→ **TASK DETAILS**
Report every line below that holds the word "Ruka".

[Source records]
━━━

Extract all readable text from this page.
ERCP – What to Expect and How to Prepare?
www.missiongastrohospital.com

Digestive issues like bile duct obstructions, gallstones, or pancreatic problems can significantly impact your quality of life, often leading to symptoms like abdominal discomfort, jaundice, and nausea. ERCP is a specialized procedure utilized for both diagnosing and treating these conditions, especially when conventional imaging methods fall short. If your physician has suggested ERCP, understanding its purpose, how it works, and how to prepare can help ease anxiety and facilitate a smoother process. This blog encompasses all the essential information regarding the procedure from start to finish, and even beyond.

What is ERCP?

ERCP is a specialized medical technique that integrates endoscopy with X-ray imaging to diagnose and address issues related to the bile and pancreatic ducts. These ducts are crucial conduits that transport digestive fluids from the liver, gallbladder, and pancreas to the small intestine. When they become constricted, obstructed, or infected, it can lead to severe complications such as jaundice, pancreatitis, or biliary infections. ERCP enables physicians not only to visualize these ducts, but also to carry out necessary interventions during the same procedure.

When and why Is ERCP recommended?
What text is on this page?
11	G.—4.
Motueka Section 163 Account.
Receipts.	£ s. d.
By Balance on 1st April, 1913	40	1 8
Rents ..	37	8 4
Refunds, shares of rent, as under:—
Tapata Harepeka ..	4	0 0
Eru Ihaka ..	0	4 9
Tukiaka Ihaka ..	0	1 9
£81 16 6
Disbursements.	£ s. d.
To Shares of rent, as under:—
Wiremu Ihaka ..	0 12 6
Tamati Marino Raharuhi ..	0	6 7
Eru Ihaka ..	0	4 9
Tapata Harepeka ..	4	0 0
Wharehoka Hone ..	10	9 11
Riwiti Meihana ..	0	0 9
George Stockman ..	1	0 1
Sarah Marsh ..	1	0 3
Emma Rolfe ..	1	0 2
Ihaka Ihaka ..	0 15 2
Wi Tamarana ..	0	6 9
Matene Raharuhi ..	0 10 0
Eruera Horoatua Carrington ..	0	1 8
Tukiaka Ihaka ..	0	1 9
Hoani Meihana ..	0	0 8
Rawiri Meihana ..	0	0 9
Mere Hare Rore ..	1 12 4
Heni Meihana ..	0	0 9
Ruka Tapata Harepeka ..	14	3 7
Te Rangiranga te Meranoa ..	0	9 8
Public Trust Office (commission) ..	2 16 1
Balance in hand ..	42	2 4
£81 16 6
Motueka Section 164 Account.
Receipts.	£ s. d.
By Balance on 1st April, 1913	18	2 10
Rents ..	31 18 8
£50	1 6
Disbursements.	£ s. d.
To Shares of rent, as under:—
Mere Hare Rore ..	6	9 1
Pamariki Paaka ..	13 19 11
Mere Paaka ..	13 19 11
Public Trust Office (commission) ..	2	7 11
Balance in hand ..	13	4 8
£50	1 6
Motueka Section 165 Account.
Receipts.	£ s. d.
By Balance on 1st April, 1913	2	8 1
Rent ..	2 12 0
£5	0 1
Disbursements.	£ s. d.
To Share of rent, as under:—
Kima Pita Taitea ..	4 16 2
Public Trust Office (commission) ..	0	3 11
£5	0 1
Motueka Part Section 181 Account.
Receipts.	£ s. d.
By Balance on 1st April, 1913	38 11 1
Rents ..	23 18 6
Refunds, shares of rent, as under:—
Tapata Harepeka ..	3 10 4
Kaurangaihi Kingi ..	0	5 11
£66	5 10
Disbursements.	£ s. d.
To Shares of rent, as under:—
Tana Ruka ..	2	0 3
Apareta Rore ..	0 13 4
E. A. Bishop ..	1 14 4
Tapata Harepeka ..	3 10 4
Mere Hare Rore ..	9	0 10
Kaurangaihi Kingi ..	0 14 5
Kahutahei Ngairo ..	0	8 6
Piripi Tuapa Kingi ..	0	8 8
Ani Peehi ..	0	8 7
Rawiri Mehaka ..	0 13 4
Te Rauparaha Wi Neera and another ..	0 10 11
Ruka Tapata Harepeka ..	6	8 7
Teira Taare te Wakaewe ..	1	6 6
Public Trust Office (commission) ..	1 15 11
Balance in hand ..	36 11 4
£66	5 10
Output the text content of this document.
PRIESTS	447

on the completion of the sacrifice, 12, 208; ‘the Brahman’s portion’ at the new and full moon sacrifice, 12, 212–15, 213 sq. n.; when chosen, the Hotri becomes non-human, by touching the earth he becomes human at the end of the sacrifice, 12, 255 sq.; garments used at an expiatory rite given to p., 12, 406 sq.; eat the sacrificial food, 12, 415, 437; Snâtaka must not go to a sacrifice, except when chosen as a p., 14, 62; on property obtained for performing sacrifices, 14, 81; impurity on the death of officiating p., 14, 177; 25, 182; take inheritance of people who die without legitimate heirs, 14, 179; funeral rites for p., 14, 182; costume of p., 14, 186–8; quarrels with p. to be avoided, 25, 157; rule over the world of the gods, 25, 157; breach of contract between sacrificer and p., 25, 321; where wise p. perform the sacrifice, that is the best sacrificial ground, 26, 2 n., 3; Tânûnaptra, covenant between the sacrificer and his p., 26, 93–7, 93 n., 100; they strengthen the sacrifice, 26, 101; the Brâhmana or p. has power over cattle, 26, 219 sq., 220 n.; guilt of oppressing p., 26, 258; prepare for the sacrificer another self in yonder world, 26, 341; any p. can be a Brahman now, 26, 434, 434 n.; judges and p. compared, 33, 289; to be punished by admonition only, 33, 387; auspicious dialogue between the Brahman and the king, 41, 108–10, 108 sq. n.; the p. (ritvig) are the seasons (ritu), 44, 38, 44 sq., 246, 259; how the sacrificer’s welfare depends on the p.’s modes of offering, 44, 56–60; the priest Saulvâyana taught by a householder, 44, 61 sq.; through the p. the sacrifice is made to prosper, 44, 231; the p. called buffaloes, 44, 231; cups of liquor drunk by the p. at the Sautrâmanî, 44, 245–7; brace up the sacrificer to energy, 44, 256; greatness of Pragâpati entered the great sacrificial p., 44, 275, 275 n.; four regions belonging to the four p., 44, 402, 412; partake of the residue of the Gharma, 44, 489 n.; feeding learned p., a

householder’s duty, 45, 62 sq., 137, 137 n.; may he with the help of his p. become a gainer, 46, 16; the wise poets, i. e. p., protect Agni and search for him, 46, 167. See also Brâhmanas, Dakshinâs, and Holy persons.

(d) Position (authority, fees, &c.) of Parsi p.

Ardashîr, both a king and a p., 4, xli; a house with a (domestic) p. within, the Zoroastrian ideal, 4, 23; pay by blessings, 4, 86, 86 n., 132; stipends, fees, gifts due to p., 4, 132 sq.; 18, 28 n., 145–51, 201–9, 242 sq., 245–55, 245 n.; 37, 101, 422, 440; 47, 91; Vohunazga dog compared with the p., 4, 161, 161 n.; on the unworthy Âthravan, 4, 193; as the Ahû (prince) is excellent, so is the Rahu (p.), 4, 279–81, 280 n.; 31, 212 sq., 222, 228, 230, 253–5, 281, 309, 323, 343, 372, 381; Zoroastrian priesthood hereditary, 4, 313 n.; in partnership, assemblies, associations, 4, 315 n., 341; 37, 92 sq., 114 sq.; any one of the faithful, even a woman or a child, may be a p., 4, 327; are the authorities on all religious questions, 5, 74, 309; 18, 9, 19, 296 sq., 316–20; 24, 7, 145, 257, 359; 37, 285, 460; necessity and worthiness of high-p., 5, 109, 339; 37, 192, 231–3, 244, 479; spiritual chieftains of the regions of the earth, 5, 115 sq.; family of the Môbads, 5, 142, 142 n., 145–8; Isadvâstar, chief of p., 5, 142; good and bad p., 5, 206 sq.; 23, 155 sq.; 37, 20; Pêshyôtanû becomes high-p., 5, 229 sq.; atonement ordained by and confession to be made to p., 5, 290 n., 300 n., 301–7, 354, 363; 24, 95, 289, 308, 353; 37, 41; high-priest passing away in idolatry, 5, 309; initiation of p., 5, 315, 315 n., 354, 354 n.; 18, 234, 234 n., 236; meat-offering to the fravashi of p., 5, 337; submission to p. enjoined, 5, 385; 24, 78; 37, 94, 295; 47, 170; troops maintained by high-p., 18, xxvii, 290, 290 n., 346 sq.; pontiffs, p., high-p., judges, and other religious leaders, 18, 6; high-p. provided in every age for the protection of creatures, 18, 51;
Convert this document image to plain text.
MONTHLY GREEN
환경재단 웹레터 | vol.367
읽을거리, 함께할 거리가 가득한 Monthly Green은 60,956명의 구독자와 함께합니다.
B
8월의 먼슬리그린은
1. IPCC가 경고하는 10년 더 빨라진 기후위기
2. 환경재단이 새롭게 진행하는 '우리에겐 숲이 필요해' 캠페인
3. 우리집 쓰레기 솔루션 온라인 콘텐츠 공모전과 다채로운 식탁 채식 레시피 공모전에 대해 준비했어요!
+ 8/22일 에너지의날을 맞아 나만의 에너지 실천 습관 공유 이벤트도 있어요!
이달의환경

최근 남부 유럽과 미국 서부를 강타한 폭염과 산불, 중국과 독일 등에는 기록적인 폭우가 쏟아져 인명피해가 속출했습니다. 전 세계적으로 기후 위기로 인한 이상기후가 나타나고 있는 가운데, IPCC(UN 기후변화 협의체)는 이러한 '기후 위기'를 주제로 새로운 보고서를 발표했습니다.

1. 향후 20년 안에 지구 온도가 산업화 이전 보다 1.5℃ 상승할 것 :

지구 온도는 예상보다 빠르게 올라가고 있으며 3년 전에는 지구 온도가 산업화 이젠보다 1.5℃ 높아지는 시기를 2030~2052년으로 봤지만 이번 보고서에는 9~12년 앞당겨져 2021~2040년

━━━

→ **TASK OUTPUT**
Ruka Tapata Harepeka ..	14	3 7
Tana Ruka ..	2	0 3
Ruka Tapata Harepeka ..	6	8 7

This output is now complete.